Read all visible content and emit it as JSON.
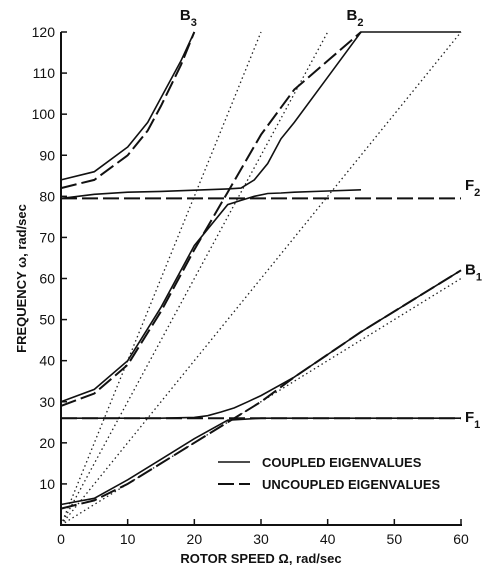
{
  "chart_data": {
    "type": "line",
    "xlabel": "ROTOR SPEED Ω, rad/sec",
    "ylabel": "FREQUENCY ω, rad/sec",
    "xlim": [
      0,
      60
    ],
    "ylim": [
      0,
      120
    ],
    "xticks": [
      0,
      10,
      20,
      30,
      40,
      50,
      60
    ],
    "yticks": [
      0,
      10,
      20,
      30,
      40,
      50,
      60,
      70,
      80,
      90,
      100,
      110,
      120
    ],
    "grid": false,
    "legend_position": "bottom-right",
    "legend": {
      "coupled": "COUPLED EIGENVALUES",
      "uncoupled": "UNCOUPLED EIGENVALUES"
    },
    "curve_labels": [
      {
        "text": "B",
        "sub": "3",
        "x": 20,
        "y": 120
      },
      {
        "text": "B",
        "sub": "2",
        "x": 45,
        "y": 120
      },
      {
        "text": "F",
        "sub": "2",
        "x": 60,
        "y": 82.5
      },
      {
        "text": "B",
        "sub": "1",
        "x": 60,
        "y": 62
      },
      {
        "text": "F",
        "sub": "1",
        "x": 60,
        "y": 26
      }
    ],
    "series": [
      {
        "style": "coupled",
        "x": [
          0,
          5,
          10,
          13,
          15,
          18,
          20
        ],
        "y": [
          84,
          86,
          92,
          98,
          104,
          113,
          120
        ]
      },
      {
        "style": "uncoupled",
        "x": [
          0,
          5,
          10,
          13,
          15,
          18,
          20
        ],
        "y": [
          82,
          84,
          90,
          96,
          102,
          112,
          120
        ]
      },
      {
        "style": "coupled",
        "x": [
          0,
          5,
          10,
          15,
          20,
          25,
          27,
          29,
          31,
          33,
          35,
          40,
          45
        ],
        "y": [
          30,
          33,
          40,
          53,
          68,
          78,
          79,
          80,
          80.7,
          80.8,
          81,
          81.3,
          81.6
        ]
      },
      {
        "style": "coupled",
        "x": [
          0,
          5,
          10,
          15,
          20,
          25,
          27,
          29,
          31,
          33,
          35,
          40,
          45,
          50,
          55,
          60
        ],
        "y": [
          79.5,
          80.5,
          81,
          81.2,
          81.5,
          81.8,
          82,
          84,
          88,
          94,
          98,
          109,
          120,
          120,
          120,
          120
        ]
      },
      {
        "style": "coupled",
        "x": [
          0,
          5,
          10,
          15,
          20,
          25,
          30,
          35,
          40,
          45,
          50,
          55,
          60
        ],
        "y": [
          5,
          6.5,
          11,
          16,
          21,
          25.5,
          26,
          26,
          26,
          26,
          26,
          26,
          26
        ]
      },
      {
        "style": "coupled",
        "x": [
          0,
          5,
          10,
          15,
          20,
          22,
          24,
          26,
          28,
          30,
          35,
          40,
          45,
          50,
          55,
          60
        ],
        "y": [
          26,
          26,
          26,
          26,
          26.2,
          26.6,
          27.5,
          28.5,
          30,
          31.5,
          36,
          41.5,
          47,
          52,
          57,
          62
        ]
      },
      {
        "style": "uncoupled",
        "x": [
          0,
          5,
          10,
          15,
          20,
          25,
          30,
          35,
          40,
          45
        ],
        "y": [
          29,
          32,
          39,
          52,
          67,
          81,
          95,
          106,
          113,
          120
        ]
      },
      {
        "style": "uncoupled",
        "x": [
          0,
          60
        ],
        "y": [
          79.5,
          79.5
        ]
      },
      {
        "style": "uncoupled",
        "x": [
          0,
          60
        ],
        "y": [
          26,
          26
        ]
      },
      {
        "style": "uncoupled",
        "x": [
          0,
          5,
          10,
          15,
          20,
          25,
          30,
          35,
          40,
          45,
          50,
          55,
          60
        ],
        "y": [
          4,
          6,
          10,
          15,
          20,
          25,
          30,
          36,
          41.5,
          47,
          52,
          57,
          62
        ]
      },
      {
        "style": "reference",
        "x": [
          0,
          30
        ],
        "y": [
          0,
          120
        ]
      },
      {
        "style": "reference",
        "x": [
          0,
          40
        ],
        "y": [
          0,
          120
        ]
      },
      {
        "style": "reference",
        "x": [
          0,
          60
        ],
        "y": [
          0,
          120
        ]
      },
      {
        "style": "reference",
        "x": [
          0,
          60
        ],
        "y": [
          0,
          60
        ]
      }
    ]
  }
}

==

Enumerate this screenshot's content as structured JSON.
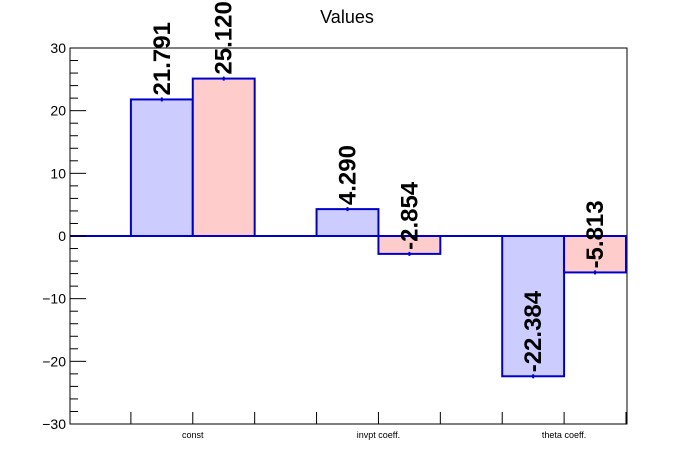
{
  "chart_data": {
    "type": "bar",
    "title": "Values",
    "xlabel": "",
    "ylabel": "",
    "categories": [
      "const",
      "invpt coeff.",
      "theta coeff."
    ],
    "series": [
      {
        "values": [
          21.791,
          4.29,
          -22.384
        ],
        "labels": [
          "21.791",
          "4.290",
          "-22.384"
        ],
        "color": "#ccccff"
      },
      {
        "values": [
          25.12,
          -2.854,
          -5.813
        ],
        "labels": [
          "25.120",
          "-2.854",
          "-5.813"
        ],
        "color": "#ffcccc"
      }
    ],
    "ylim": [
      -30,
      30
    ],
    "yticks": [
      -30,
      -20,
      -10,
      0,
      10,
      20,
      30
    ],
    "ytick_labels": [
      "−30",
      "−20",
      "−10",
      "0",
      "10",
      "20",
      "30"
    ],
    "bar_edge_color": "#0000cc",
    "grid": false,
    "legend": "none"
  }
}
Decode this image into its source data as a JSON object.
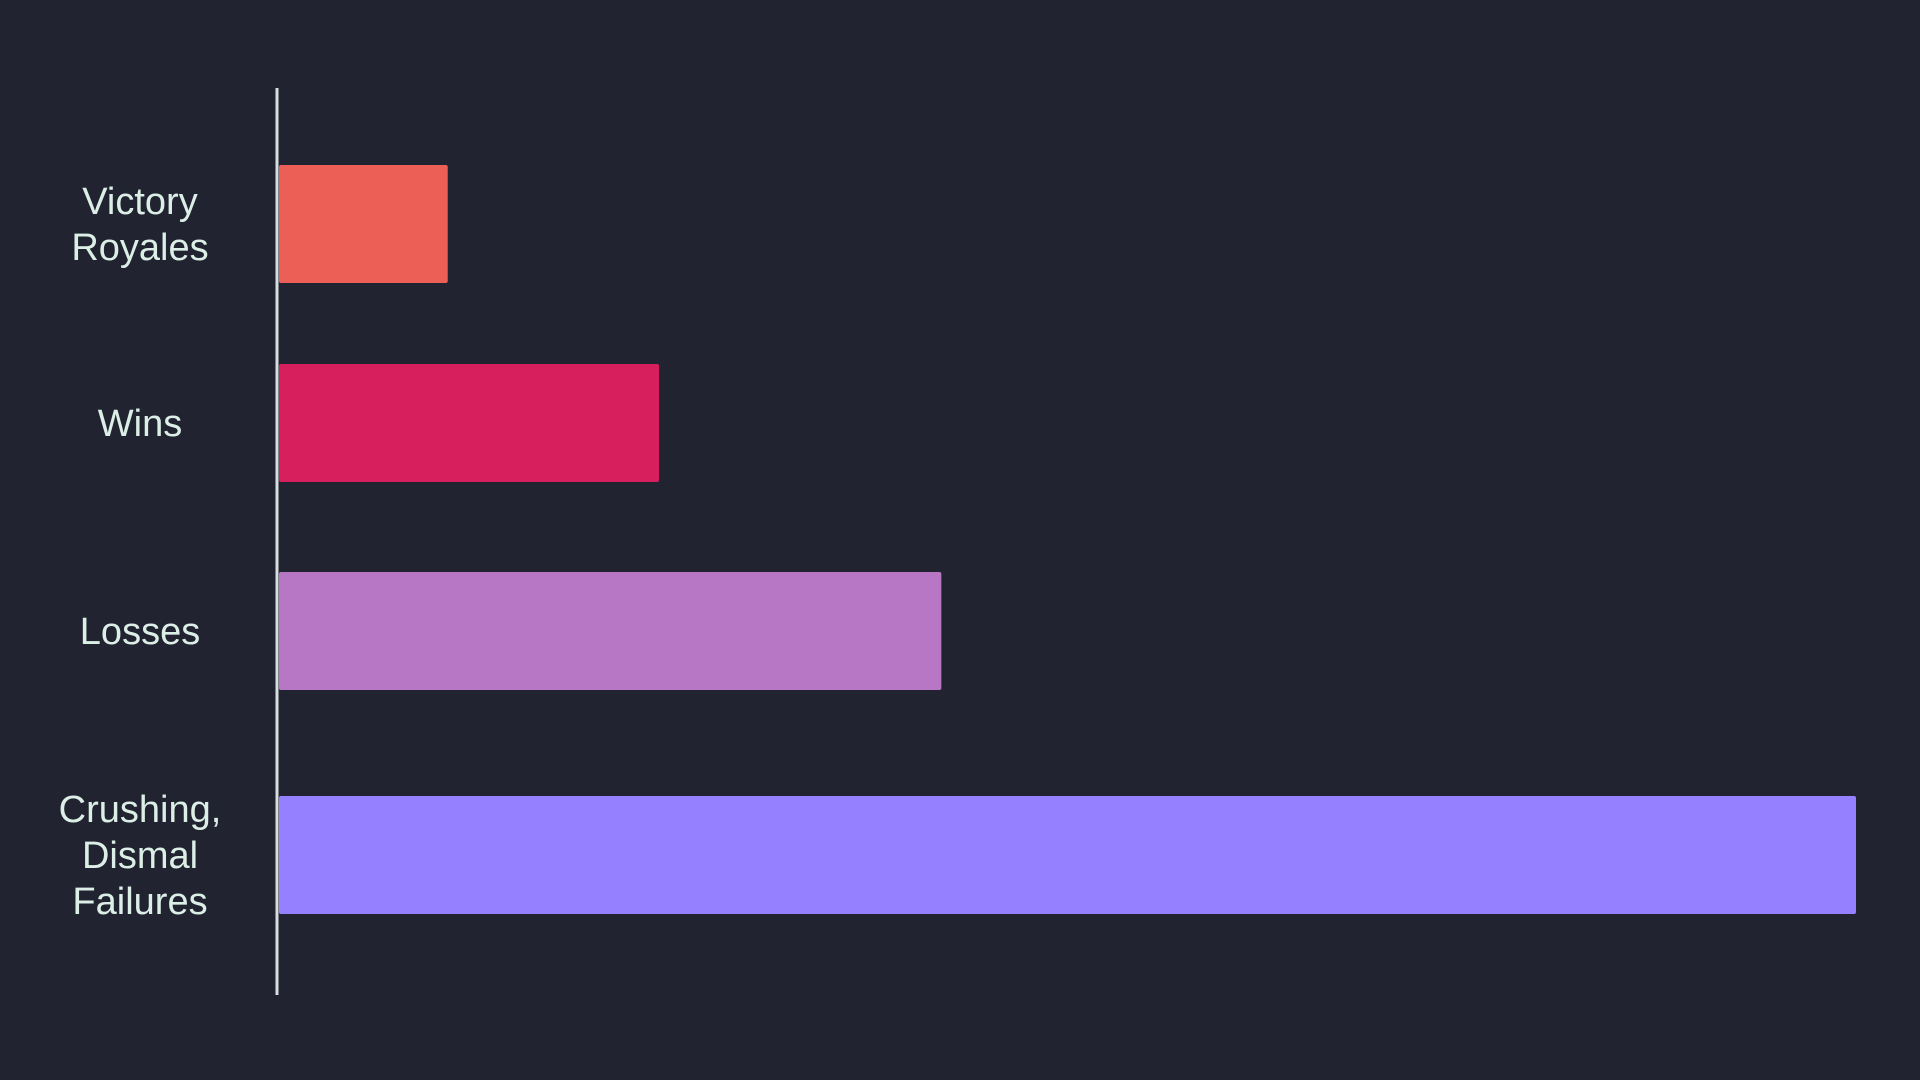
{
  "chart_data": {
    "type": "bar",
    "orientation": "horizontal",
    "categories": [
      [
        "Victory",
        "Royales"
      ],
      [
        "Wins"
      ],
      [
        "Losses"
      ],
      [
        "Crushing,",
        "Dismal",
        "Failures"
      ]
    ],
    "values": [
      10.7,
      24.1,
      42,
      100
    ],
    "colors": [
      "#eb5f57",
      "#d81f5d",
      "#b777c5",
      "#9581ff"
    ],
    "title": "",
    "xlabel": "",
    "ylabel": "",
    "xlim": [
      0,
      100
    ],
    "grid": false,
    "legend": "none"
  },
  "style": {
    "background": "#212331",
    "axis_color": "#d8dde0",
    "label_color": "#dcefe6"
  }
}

• Short problem
Sift the material for lines with the string "EIGENVALUES". Copy each one found.

• Output of the exercise
      "coupled": "COUPLED EIGENVALUES",
      "uncoupled": "UNCOUPLED EIGENVALUES"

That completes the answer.